The data:
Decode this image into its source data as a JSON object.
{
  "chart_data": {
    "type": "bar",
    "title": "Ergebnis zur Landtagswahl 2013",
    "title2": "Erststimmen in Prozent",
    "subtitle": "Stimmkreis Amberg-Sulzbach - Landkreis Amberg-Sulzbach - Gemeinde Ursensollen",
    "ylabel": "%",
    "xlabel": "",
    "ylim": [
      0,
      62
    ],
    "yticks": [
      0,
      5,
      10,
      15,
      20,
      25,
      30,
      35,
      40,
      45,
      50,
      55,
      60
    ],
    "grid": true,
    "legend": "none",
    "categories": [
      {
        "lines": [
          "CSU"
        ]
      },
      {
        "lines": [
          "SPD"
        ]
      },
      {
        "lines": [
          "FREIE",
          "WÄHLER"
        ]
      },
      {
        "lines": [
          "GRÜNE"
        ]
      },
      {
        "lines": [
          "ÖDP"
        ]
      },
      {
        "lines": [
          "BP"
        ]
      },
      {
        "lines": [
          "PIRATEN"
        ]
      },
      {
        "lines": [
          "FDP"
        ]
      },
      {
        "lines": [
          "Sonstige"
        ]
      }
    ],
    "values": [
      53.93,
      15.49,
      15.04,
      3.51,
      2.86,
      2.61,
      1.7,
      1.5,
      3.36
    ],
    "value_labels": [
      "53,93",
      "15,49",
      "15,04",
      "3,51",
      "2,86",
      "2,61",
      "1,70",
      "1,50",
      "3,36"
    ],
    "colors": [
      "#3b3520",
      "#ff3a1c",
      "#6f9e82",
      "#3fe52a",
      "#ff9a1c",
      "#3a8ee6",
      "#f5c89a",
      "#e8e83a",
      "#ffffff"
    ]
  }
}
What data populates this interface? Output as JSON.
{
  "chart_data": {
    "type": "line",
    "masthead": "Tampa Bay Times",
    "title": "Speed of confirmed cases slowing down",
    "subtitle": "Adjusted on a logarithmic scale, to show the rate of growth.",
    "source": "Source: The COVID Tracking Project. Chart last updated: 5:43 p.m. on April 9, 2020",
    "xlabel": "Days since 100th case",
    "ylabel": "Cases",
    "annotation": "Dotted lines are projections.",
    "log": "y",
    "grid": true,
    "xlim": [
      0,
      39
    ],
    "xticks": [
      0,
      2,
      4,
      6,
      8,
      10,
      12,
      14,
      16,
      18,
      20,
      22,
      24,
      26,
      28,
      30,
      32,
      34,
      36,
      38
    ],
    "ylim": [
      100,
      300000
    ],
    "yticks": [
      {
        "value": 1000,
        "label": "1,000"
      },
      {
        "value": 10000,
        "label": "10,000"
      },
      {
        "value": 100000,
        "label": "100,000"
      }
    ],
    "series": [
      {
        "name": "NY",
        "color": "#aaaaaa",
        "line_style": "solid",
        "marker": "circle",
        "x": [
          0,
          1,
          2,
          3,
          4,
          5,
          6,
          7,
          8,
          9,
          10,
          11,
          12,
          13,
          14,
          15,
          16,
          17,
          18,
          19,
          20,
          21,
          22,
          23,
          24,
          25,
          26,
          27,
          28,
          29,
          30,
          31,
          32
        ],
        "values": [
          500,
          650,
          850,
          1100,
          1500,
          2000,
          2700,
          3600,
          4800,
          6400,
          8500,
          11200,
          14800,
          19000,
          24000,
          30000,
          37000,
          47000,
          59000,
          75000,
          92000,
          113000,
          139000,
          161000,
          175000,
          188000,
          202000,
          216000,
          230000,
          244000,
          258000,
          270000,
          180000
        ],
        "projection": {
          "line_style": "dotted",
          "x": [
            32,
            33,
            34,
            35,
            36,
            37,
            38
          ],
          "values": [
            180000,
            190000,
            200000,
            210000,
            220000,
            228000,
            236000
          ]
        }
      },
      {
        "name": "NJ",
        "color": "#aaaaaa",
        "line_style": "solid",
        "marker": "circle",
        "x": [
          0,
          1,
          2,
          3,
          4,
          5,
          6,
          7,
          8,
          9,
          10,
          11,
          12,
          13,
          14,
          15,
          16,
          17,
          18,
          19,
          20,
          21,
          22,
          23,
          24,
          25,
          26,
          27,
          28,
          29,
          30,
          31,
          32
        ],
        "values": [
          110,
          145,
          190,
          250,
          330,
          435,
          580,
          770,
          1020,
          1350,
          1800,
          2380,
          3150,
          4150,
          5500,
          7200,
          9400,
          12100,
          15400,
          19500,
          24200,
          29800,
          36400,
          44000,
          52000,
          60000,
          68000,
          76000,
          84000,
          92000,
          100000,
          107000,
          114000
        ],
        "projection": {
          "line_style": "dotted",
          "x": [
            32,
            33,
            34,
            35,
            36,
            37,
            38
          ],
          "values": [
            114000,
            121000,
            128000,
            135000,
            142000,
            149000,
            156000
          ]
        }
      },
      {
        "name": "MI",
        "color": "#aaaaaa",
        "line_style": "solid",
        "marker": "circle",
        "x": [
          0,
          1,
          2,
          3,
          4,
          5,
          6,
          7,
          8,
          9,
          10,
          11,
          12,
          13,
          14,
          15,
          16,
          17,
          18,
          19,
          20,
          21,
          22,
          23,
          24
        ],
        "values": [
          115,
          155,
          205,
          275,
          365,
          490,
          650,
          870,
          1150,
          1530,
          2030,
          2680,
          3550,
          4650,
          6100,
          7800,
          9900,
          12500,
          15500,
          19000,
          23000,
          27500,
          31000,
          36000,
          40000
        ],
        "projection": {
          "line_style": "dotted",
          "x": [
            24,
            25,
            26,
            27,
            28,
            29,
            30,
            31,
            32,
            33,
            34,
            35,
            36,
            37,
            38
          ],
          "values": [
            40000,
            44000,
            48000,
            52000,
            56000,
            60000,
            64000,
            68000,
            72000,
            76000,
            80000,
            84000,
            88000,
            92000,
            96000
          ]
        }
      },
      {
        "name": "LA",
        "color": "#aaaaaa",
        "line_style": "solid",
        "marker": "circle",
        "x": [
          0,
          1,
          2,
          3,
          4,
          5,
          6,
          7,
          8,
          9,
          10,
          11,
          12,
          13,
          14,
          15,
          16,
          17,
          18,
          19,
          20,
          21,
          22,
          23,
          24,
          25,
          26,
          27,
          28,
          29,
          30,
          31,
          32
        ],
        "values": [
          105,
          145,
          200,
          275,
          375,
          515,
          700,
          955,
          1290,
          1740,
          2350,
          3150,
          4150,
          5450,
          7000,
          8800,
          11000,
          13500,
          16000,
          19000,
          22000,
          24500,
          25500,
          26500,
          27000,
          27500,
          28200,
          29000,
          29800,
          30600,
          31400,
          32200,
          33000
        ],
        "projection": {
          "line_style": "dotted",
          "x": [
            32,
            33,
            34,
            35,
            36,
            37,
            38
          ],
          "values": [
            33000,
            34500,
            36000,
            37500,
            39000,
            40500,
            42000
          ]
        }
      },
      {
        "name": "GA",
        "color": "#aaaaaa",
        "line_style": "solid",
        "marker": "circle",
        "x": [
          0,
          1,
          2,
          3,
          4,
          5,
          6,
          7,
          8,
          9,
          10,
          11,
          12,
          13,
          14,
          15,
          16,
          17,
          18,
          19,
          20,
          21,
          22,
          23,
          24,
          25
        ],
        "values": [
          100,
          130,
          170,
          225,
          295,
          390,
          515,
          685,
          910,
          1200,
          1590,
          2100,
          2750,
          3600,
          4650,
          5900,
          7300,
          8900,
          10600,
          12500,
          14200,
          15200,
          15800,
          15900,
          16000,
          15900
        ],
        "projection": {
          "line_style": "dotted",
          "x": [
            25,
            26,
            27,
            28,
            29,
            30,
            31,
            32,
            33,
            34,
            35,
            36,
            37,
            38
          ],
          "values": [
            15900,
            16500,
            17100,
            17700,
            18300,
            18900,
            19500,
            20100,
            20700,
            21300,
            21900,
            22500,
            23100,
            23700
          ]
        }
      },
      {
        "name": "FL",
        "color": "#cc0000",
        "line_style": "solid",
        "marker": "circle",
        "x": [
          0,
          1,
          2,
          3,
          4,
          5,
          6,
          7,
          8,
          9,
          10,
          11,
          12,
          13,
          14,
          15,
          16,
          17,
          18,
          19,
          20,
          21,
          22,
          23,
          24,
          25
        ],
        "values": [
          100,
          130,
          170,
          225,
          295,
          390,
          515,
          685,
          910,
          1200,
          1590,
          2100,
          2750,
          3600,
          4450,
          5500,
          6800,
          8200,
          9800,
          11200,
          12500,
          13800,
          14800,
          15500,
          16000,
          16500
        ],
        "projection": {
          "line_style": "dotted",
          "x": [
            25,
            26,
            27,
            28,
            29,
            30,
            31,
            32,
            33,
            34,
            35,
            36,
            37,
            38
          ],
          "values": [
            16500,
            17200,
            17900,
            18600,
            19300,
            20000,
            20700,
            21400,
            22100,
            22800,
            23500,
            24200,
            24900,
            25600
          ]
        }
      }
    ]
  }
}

Your goal: In the entries above, identify each line that includes the string "name", then copy it.

Answer for the task:
        "name": "NY",
        "name": "NJ",
        "name": "MI",
        "name": "LA",
        "name": "GA",
        "name": "FL",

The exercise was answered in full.